### [WRITTEN REQUEST]
Search the material for the word "Operational" and copy each line that holds it.
━━ ENTRIES SUPPLIED ━━
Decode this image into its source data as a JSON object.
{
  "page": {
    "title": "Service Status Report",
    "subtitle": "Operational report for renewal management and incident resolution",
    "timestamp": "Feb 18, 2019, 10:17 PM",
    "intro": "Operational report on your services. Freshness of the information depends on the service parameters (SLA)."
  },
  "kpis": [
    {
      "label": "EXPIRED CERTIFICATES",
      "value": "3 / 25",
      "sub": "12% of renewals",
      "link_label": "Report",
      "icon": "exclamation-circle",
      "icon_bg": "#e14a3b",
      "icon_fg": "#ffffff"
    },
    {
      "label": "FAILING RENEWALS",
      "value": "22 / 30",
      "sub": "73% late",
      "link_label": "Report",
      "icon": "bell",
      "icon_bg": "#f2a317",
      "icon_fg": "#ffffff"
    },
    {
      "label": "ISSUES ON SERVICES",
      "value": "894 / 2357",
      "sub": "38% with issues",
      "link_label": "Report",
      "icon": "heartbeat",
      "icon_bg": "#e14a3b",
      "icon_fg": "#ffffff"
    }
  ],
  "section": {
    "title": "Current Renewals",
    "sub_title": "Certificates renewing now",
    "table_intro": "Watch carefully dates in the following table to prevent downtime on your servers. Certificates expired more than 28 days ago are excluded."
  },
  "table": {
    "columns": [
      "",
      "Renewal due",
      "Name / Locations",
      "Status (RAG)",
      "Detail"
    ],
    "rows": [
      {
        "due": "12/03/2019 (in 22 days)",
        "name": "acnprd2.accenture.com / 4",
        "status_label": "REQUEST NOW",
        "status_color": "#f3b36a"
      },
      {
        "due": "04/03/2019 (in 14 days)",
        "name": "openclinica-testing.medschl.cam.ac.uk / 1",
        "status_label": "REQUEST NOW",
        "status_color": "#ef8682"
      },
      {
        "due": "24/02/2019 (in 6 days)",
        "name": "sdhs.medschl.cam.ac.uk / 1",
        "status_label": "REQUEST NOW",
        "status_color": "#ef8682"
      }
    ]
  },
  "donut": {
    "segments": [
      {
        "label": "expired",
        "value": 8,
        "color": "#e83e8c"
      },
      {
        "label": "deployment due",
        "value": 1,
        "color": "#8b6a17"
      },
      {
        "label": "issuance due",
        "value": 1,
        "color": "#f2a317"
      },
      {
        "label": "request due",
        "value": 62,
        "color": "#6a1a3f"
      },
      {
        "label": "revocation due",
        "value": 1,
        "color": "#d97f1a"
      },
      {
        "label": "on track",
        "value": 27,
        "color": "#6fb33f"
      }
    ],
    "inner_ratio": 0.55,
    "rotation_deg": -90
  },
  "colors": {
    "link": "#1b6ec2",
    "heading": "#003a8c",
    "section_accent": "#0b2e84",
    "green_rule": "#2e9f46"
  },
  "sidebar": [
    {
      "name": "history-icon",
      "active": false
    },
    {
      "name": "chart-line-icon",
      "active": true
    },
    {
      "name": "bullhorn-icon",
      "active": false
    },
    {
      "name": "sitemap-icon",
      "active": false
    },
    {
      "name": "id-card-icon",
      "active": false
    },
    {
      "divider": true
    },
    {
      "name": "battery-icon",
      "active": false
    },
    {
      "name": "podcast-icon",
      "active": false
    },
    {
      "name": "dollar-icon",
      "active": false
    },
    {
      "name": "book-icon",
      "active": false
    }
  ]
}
━━━
### [FINISHED ANSWER]
    "subtitle": "Operational report for renewal management and incident resolution",
    "intro": "Operational report on your services. Freshness of the information depends on the service parameters (SLA)."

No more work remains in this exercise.